** Excerpt from a dataset **
━━━━━━━━

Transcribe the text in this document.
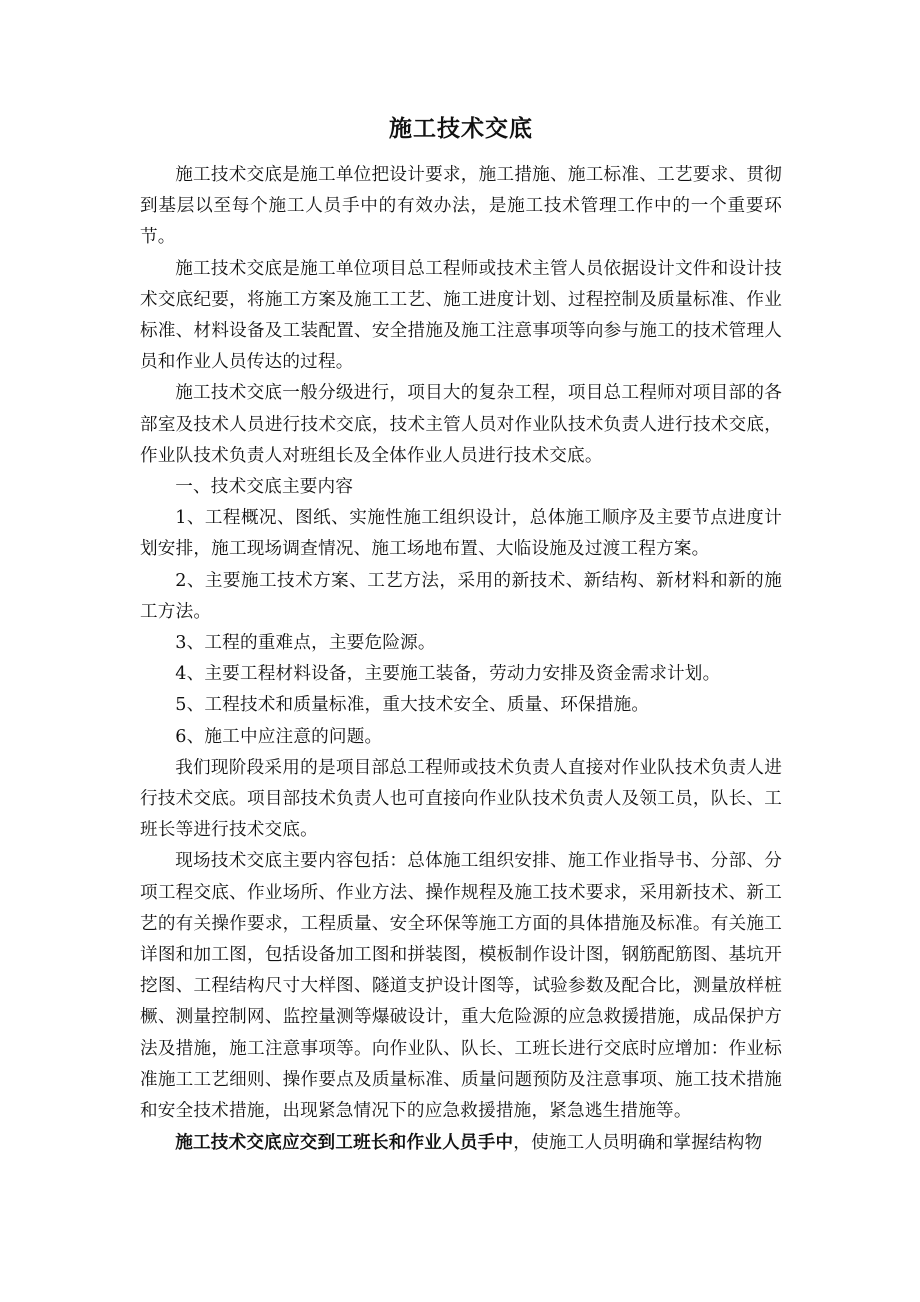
施工技术交底

施工技术交底是施工单位把设计要求，施工措施、施工标准、工艺要求、贯彻到基层以至每个施工人员手中的有效办法，是施工技术管理工作中的一个重要环节。

施工技术交底是施工单位项目总工程师或技术主管人员依据设计文件和设计技术交底纪要，将施工方案及施工工艺、施工进度计划、过程控制及质量标准、作业标准、材料设备及工装配置、安全措施及施工注意事项等向参与施工的技术管理人员和作业人员传达的过程。

施工技术交底一般分级进行，项目大的复杂工程，项目总工程师对项目部的各部室及技术人员进行技术交底，技术主管人员对作业队技术负责人进行技术交底，作业队技术负责人对班组长及全体作业人员进行技术交底。

一、技术交底主要内容

1、工程概况、图纸、实施性施工组织设计，总体施工顺序及主要节点进度计划安排，施工现场调查情况、施工场地布置、大临设施及过渡工程方案。

2、主要施工技术方案、工艺方法，采用的新技术、新结构、新材料和新的施工方法。

3、工程的重难点，主要危险源。

4、主要工程材料设备，主要施工装备，劳动力安排及资金需求计划。

5、工程技术和质量标准，重大技术安全、质量、环保措施。

6、施工中应注意的问题。

我们现阶段采用的是项目部总工程师或技术负责人直接对作业队技术负责人进行技术交底。项目部技术负责人也可直接向作业队技术负责人及领工员，队长、工班长等进行技术交底。

现场技术交底主要内容包括：总体施工组织安排、施工作业指导书、分部、分项工程交底、作业场所、作业方法、操作规程及施工技术要求，采用新技术、新工艺的有关操作要求，工程质量、安全环保等施工方面的具体措施及标准。有关施工详图和加工图，包括设备加工图和拼装图，模板制作设计图，钢筋配筋图、基坑开挖图、工程结构尺寸大样图、隧道支护设计图等，试验参数及配合比，测量放样桩橛、测量控制网、监控量测等爆破设计，重大危险源的应急救援措施，成品保护方法及措施，施工注意事项等。向作业队、队长、工班长进行交底时应增加：作业标准施工工艺细则、操作要点及质量标准、质量问题预防及注意事项、施工技术措施和安全技术措施，出现紧急情况下的应急救援措施，紧急逃生措施等。

施工技术交底应交到工班长和作业人员手中，使施工人员明确和掌握结构物
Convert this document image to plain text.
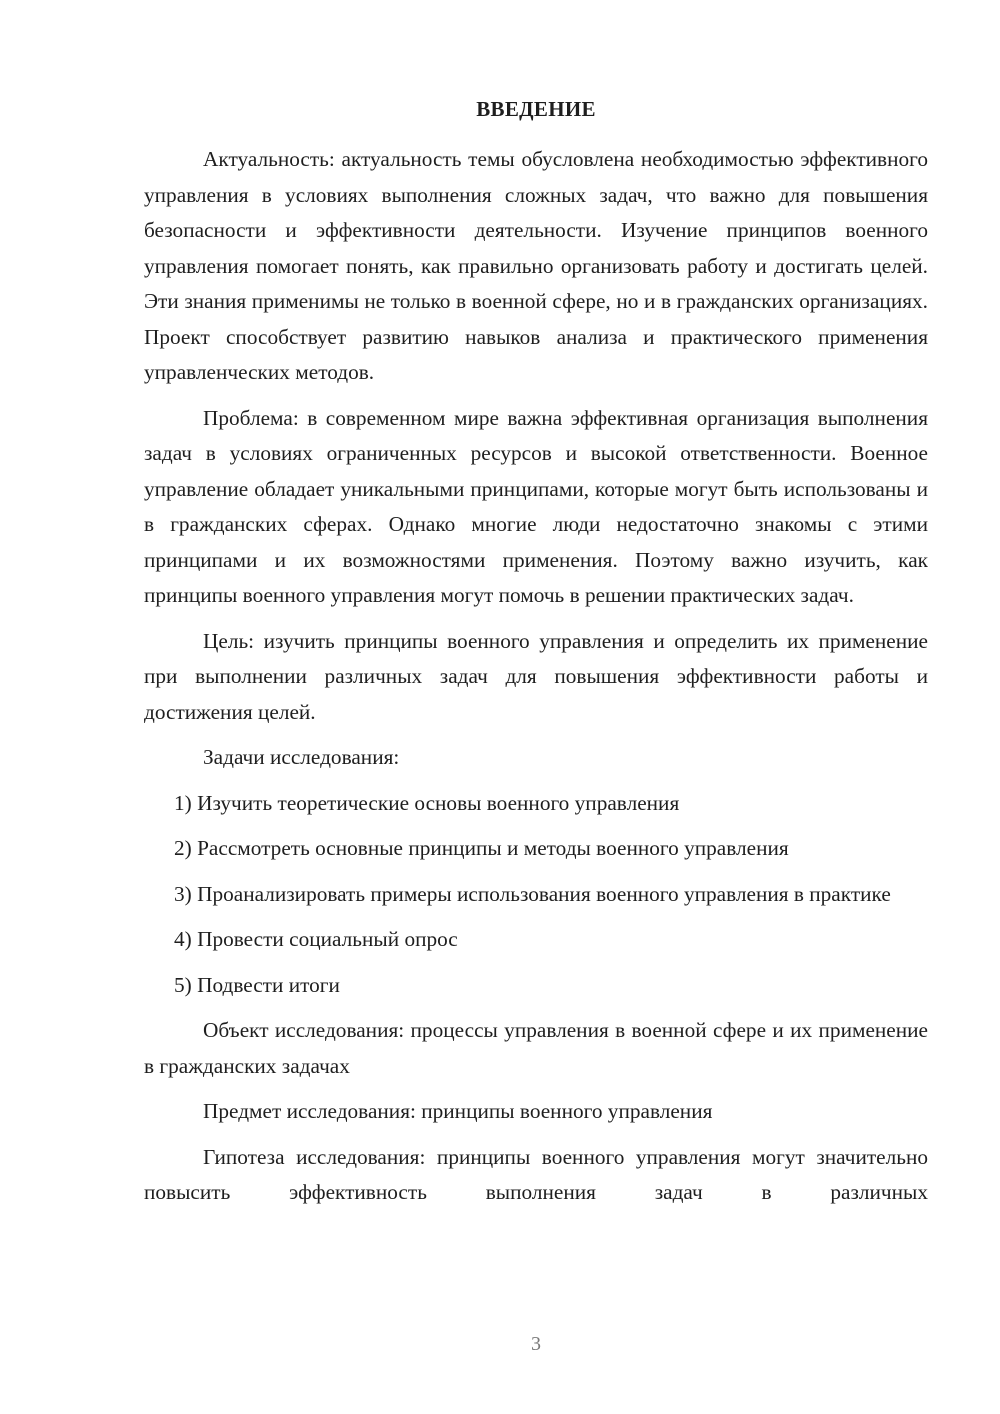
ВВЕДЕНИЕ

Актуальность: актуальность темы обусловлена необходимостью эффективного управления в условиях выполнения сложных задач, что важно для повышения безопасности и эффективности деятельности. Изучение принципов военного управления помогает понять, как правильно организовать работу и достигать целей. Эти знания применимы не только в военной сфере, но и в гражданских организациях. Проект способствует развитию навыков анализа и практического применения управленческих методов.

Проблема: в современном мире важна эффективная организация выполнения задач в условиях ограниченных ресурсов и высокой ответственности. Военное управление обладает уникальными принципами, которые могут быть использованы и в гражданских сферах. Однако многие люди недостаточно знакомы с этими принципами и их возможностями применения. Поэтому важно изучить, как принципы военного управления могут помочь в решении практических задач.

Цель: изучить принципы военного управления и определить их применение при выполнении различных задач для повышения эффективности работы и достижения целей.

Задачи исследования:

1) Изучить теоретические основы военного управления

2) Рассмотреть основные принципы и методы военного управления

3) Проанализировать примеры использования военного управления в практике

4) Провести социальный опрос

5) Подвести итоги

Объект исследования: процессы управления в военной сфере и их применение в гражданских задачах

Предмет исследования: принципы военного управления

Гипотеза исследования: принципы военного управления могут значительно повысить эффективность выполнения задач в различных

3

━━━━━━━━

** Aim **
Looking at the data above, show all lines where the word "различных" occurs.

** Solution to this exercise **
Цель: изучить принципы военного управления и определить их применение при выполнении различных задач для повышения эффективности работы и достижения целей.
Гипотеза исследования: принципы военного управления могут значительно повысить эффективность выполнения задач в различных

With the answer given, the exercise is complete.